:: Information given
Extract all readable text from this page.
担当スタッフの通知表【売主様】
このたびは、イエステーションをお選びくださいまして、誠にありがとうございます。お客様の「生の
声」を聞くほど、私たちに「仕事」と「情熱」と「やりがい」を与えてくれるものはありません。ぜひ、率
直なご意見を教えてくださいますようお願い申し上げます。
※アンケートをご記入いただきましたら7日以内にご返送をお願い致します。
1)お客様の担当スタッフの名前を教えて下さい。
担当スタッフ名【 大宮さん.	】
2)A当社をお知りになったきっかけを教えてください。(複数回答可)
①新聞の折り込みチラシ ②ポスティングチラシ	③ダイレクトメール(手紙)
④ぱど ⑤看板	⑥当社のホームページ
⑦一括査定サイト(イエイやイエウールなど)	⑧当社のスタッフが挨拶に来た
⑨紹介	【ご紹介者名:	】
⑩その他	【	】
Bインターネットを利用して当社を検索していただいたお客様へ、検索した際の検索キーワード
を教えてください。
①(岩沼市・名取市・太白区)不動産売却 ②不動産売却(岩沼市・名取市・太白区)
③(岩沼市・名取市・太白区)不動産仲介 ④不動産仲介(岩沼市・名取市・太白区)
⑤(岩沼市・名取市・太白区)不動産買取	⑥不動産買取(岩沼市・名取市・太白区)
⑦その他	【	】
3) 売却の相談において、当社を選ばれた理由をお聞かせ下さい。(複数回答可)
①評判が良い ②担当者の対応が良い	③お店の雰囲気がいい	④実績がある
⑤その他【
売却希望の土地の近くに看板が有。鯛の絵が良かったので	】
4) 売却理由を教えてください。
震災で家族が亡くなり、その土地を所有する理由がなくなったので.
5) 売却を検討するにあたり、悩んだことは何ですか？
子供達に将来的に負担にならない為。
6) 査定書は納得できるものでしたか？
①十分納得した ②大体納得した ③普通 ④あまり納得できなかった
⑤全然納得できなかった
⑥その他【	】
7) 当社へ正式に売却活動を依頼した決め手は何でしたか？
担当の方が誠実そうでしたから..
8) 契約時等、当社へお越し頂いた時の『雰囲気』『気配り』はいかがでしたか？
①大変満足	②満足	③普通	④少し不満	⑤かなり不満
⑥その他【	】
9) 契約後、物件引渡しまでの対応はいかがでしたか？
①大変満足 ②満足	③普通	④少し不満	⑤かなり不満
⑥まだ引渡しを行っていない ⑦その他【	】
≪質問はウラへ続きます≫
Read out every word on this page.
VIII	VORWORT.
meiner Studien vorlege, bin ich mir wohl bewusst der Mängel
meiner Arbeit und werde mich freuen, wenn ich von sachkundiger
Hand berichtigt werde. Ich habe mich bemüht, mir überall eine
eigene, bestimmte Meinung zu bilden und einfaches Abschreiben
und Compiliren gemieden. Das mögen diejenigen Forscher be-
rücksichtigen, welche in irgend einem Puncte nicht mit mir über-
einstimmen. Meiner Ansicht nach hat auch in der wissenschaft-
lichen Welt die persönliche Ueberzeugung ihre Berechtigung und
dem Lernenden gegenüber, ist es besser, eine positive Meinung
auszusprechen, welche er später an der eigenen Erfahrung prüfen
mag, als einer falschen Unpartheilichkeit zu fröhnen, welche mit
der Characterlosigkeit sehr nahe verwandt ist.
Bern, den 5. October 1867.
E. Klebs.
::::
(Given request):
Take the listing above and set it down exactly.

(Exercise output):
Extract all readable text from this page.
担当スタッフの通知表【売主様】
このたびは、イエステーションをお選びくださいまして、誠にありがとうございます。お客様の「生の
声」を聞くほど、私たちに「仕事」と「情熱」と「やりがい」を与えてくれるものはありません。ぜひ、率
直なご意見を教えてくださいますようお願い申し上げます。
※アンケートをご記入いただきましたら7日以内にご返送をお願い致します。
1)お客様の担当スタッフの名前を教えて下さい。
担当スタッフ名【 大宮さん.	】
2)A当社をお知りになったきっかけを教えてください。(複数回答可)
①新聞の折り込みチラシ ②ポスティングチラシ	③ダイレクトメール(手紙)
④ぱど ⑤看板	⑥当社のホームページ
⑦一括査定サイト(イエイやイエウールなど)	⑧当社のスタッフが挨拶に来た
⑨紹介	【ご紹介者名:	】
⑩その他	【	】
Bインターネットを利用して当社を検索していただいたお客様へ、検索した際の検索キーワード
を教えてください。
①(岩沼市・名取市・太白区)不動産売却 ②不動産売却(岩沼市・名取市・太白区)
③(岩沼市・名取市・太白区)不動産仲介 ④不動産仲介(岩沼市・名取市・太白区)
⑤(岩沼市・名取市・太白区)不動産買取	⑥不動産買取(岩沼市・名取市・太白区)
⑦その他	【	】
3) 売却の相談において、当社を選ばれた理由をお聞かせ下さい。(複数回答可)
①評判が良い ②担当者の対応が良い	③お店の雰囲気がいい	④実績がある
⑤その他【
売却希望の土地の近くに看板が有。鯛の絵が良かったので	】
4) 売却理由を教えてください。
震災で家族が亡くなり、その土地を所有する理由がなくなったので.
5) 売却を検討するにあたり、悩んだことは何ですか？
子供達に将来的に負担にならない為。
6) 査定書は納得できるものでしたか？
①十分納得した ②大体納得した ③普通 ④あまり納得できなかった
⑤全然納得できなかった
⑥その他【	】
7) 当社へ正式に売却活動を依頼した決め手は何でしたか？
担当の方が誠実そうでしたから..
8) 契約時等、当社へお越し頂いた時の『雰囲気』『気配り』はいかがでしたか？
①大変満足	②満足	③普通	④少し不満	⑤かなり不満
⑥その他【	】
9) 契約後、物件引渡しまでの対応はいかがでしたか？
①大変満足 ②満足	③普通	④少し不満	⑤かなり不満
⑥まだ引渡しを行っていない ⑦その他【	】
≪質問はウラへ続きます≫
Read out every word on this page.
VIII	VORWORT.
meiner Studien vorlege, bin ich mir wohl bewusst der Mängel
meiner Arbeit und werde mich freuen, wenn ich von sachkundiger
Hand berichtigt werde. Ich habe mich bemüht, mir überall eine
eigene, bestimmte Meinung zu bilden und einfaches Abschreiben
und Compiliren gemieden. Das mögen diejenigen Forscher be-
rücksichtigen, welche in irgend einem Puncte nicht mit mir über-
einstimmen. Meiner Ansicht nach hat auch in der wissenschaft-
lichen Welt die persönliche Ueberzeugung ihre Berechtigung und
dem Lernenden gegenüber, ist es besser, eine positive Meinung
auszusprechen, welche er später an der eigenen Erfahrung prüfen
mag, als einer falschen Unpartheilichkeit zu fröhnen, welche mit
der Characterlosigkeit sehr nahe verwandt ist.
Bern, den 5. October 1867.
E. Klebs.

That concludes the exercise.